### EXERCISE DESCRIPTION
Every line of the listing must be reproduced as it stands. Leave the images behind.

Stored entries
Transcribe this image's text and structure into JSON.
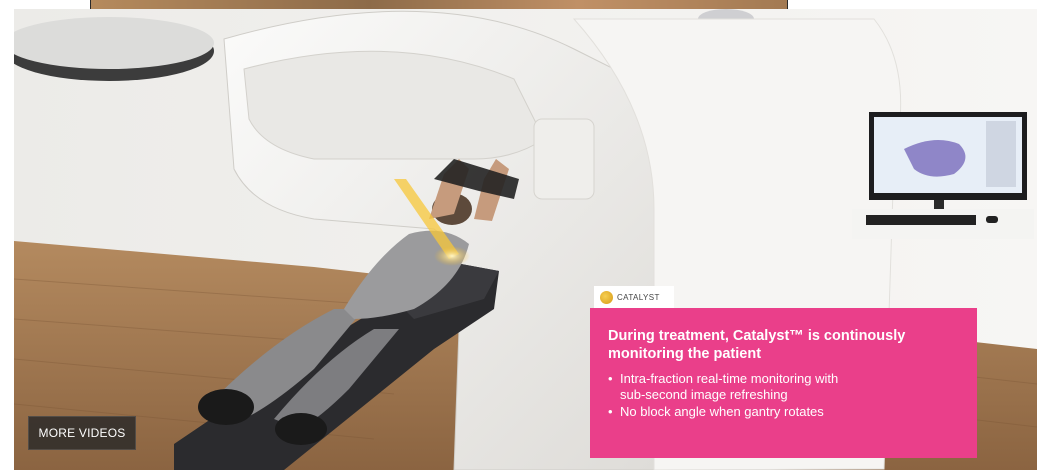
{
  "player": {
    "more_videos_label": "MORE VIDEOS"
  },
  "overlay": {
    "brand": "CATALYST",
    "title_line1": "During treatment, Catalyst™ is continously",
    "title_line2": "monitoring the patient",
    "bullets": [
      "Intra-fraction real-time monitoring with",
      "sub-second image refreshing",
      "No block angle when gantry rotates"
    ],
    "accent_color": "#ea3f8a",
    "logo_color": "#e3a92a"
  },
  "scene": {
    "subject": "patient-on-radiotherapy-couch",
    "icons": [
      "catalyst-logo-icon"
    ]
  }
}
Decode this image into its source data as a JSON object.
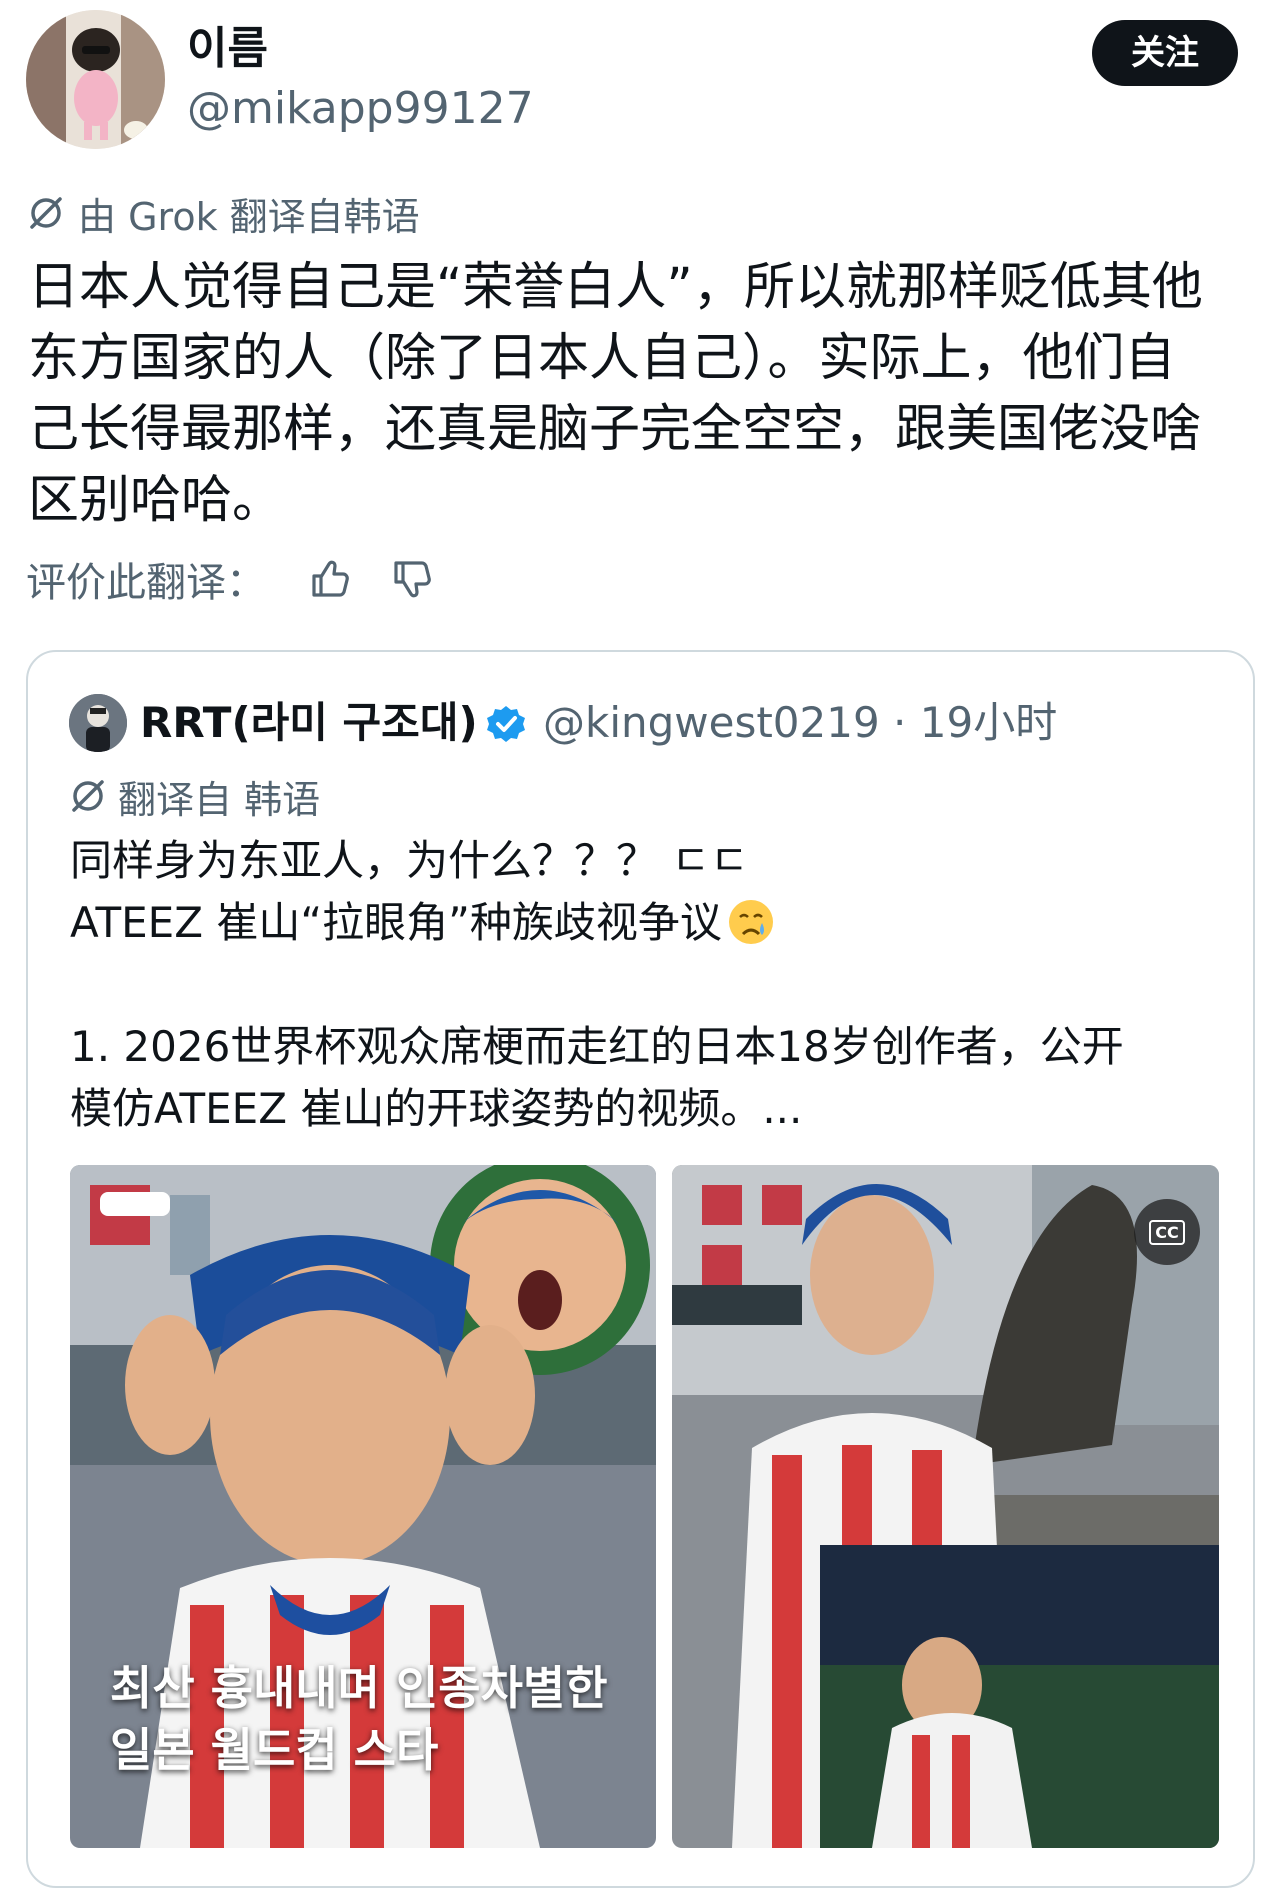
{
  "user": {
    "display_name": "이름",
    "handle": "@mikapp99127",
    "follow_label": "关注"
  },
  "translation_note": "由 Grok 翻译自韩语",
  "tweet_lines": [
    "日本人觉得自己是“荣誉白人”，所以就那样贬低其他",
    "东方国家的人（除了日本人自己）。实际上，他们自",
    "己长得最那样，还真是脑子完全空空，跟美国佬没啥",
    "区别哈哈。"
  ],
  "rate_translation_label": "评价此翻译：",
  "quote": {
    "display_name": "RRT(라미 구조대)",
    "handle_time": "@kingwest0219 · 19小时",
    "translated_note": "翻译自 韩语",
    "lines": [
      "同样身为东亚人，为什么？？？ ㄷㄷ",
      "ATEEZ 崔山“拉眼角”种族歧视争议",
      "",
      "1. 2026世界杯观众席梗而走红的日本18岁创作者，公开",
      "模仿ATEEZ 崔山的开球姿势的视频。..."
    ],
    "media_left_caption": [
      "최산 흉내내며 인종차별한",
      "일본 월드컵 스타"
    ],
    "media_right_badge": "CC"
  },
  "icons": {
    "grok": "grok-slash-icon",
    "thumbs_up": "thumbs-up-icon",
    "thumbs_down": "thumbs-down-icon",
    "verified": "verified-badge-icon",
    "crying": "crying-face-emoji"
  },
  "colors": {
    "text": "#0f1419",
    "secondary": "#536471",
    "verified_blue": "#1d9bf0",
    "border": "#cfd9de"
  }
}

### ANSWER FOR THE TASK
Transcribe this image's text and structure into JSON.
{
  "player": {
    "more_videos_label": "MORE VIDEOS"
  },
  "overlay": {
    "brand": "CATALYST",
    "title_line1": "During treatment, Catalyst™ is continously",
    "title_line2": "monitoring the patient",
    "bullets": [
      "Intra-fraction real-time monitoring with",
      "sub-second image refreshing",
      "No block angle when gantry rotates"
    ],
    "accent_color": "#ea3f8a",
    "logo_color": "#e3a92a"
  },
  "scene": {
    "subject": "patient-on-radiotherapy-couch",
    "icons": [
      "catalyst-logo-icon"
    ]
  }
}
Decode this image into its source data as a JSON object.
{
  "user": {
    "display_name": "이름",
    "handle": "@mikapp99127",
    "follow_label": "关注"
  },
  "translation_note": "由 Grok 翻译自韩语",
  "tweet_lines": [
    "日本人觉得自己是“荣誉白人”，所以就那样贬低其他",
    "东方国家的人（除了日本人自己）。实际上，他们自",
    "己长得最那样，还真是脑子完全空空，跟美国佬没啥",
    "区别哈哈。"
  ],
  "rate_translation_label": "评价此翻译：",
  "quote": {
    "display_name": "RRT(라미 구조대)",
    "handle_time": "@kingwest0219 · 19小时",
    "translated_note": "翻译自 韩语",
    "lines": [
      "同样身为东亚人，为什么？？？ ㄷㄷ",
      "ATEEZ 崔山“拉眼角”种族歧视争议",
      "",
      "1. 2026世界杯观众席梗而走红的日本18岁创作者，公开",
      "模仿ATEEZ 崔山的开球姿势的视频。..."
    ],
    "media_left_caption": [
      "최산 흉내내며 인종차별한",
      "일본 월드컵 스타"
    ],
    "media_right_badge": "CC"
  },
  "icons": {
    "grok": "grok-slash-icon",
    "thumbs_up": "thumbs-up-icon",
    "thumbs_down": "thumbs-down-icon",
    "verified": "verified-badge-icon",
    "crying": "crying-face-emoji"
  },
  "colors": {
    "text": "#0f1419",
    "secondary": "#536471",
    "verified_blue": "#1d9bf0",
    "border": "#cfd9de"
  }
}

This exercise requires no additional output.